• DESCRIPTION OF THE TASK: Omit every picture, then give all the entries again exactly.

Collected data
[start]
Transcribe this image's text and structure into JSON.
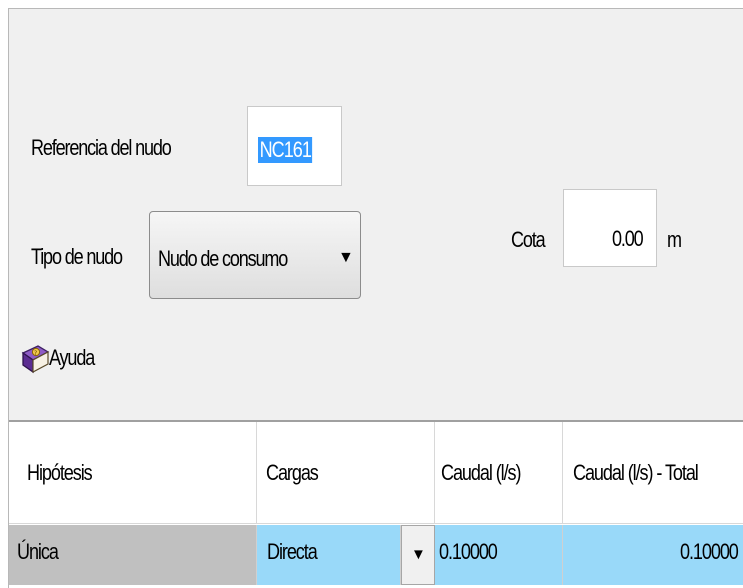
{
  "form": {
    "node_ref_label": "Referencia del nudo",
    "node_ref_value": "NC161",
    "node_type_label": "Tipo de nudo",
    "node_type_value": "Nudo de consumo",
    "elevation_label": "Cota",
    "elevation_value": "0.00",
    "elevation_unit": "m",
    "help_label": "Ayuda"
  },
  "table": {
    "columns": [
      "Hipótesis",
      "Cargas",
      "Caudal (l/s)",
      "Caudal (l/s) - Total"
    ],
    "rows": [
      {
        "hypothesis": "Única",
        "load": "Directa",
        "flow": "0.10000",
        "flow_total": "0.10000"
      }
    ]
  },
  "colors": {
    "panel_bg": "#f0f0f0",
    "selection": "#3399ff",
    "row_first_cell": "#c0c0c0",
    "row_highlight": "#99d9f9"
  },
  "icons": {
    "help": "help-book-icon",
    "dropdown": "triangle-down-icon"
  }
}
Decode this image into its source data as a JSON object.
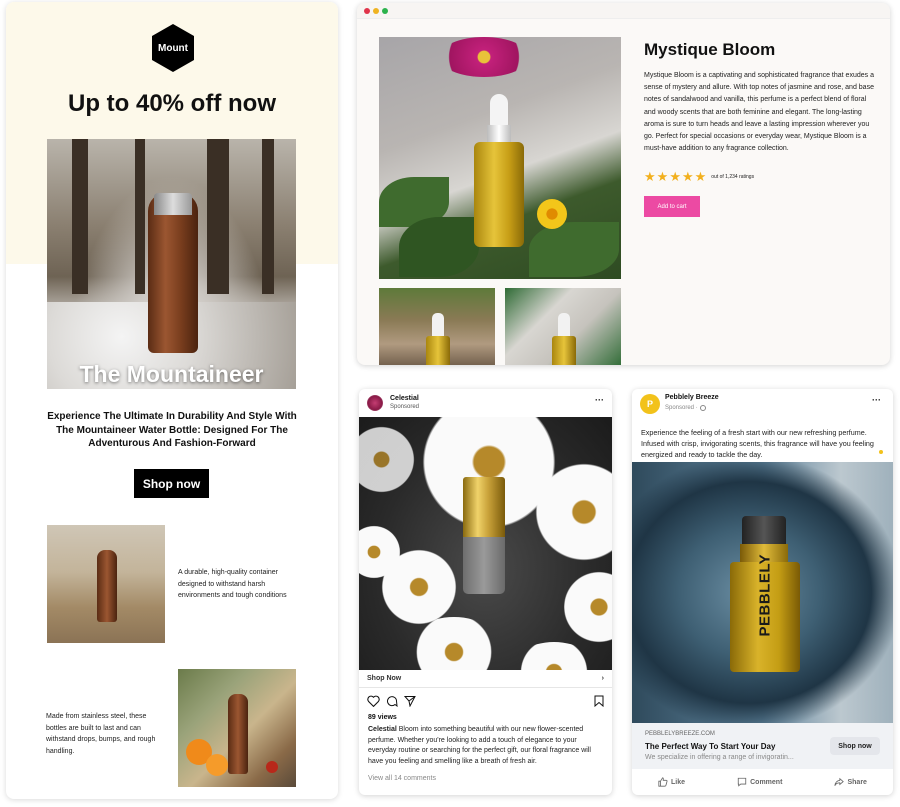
[end]
• EXERCISE RESULT:
Transcribe this image's text and structure into JSON.
{
  "form": {
    "node_ref_label": "Referencia del nudo",
    "node_ref_value": "NC161",
    "node_type_label": "Tipo de nudo",
    "node_type_value": "Nudo de consumo",
    "elevation_label": "Cota",
    "elevation_value": "0.00",
    "elevation_unit": "m",
    "help_label": "Ayuda"
  },
  "table": {
    "columns": [
      "Hipótesis",
      "Cargas",
      "Caudal (l/s)",
      "Caudal (l/s) - Total"
    ],
    "rows": [
      {
        "hypothesis": "Única",
        "load": "Directa",
        "flow": "0.10000",
        "flow_total": "0.10000"
      }
    ]
  },
  "colors": {
    "panel_bg": "#f0f0f0",
    "selection": "#3399ff",
    "row_first_cell": "#c0c0c0",
    "row_highlight": "#99d9f9"
  },
  "icons": {
    "help": "help-book-icon",
    "dropdown": "triangle-down-icon"
  }
}
Decode this image into its source data as a JSON object.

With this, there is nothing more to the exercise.